> **Excerpted records**
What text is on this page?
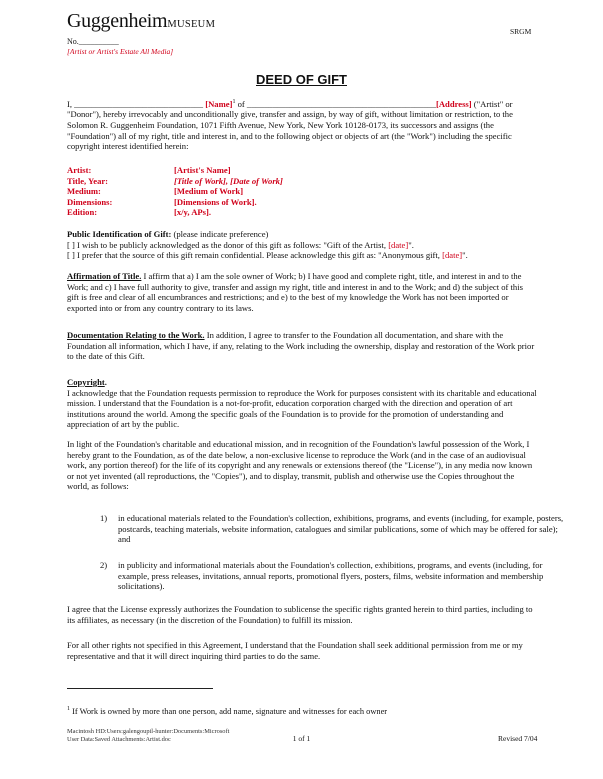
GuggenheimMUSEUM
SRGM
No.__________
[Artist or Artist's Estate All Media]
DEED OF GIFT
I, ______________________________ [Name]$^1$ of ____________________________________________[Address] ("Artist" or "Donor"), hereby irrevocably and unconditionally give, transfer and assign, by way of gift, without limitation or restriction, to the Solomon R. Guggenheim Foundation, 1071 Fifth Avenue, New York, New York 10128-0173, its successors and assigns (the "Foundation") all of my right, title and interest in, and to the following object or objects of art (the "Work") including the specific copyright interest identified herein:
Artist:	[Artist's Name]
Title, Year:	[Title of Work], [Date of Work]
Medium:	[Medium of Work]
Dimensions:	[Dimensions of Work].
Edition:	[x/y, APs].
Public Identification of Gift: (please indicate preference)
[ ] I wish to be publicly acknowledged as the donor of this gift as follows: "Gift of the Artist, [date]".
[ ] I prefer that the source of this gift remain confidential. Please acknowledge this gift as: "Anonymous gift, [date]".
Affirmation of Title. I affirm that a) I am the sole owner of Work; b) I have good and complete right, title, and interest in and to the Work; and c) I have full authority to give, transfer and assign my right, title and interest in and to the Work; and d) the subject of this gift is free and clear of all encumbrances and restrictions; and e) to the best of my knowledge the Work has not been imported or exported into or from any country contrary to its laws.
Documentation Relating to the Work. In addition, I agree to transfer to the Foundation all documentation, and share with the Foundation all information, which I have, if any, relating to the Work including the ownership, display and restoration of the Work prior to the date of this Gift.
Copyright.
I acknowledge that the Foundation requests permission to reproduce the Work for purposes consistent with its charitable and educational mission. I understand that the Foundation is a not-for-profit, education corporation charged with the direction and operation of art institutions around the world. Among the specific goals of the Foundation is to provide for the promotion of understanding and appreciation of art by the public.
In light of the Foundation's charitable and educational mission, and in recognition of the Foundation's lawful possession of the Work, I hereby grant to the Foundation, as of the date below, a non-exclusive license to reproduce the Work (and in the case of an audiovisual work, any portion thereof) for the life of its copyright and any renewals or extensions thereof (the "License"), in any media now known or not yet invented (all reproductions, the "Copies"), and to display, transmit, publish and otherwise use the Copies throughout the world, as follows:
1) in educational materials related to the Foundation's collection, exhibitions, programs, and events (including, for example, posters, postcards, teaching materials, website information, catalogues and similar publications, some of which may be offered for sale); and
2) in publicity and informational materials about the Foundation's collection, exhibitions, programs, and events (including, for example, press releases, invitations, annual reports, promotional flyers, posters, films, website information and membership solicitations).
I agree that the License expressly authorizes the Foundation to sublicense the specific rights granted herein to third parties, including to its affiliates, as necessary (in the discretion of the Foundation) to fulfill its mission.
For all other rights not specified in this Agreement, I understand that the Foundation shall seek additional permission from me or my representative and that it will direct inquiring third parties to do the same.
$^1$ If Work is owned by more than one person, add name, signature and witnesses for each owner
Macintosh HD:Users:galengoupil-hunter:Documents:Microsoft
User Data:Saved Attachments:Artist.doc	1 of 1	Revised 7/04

> **Your objective**
Find the lines containing "posters" and pull them out.

> **Correct output**
1) in educational materials related to the Foundation's collection, exhibitions, programs, and events (including, for example, posters, postcards, teaching materials, website information, catalogues and similar publications, some of which may be offered for sale); and
2) in publicity and informational materials about the Foundation's collection, exhibitions, programs, and events (including, for example, press releases, invitations, annual reports, promotional flyers, posters, films, website information and membership solicitations).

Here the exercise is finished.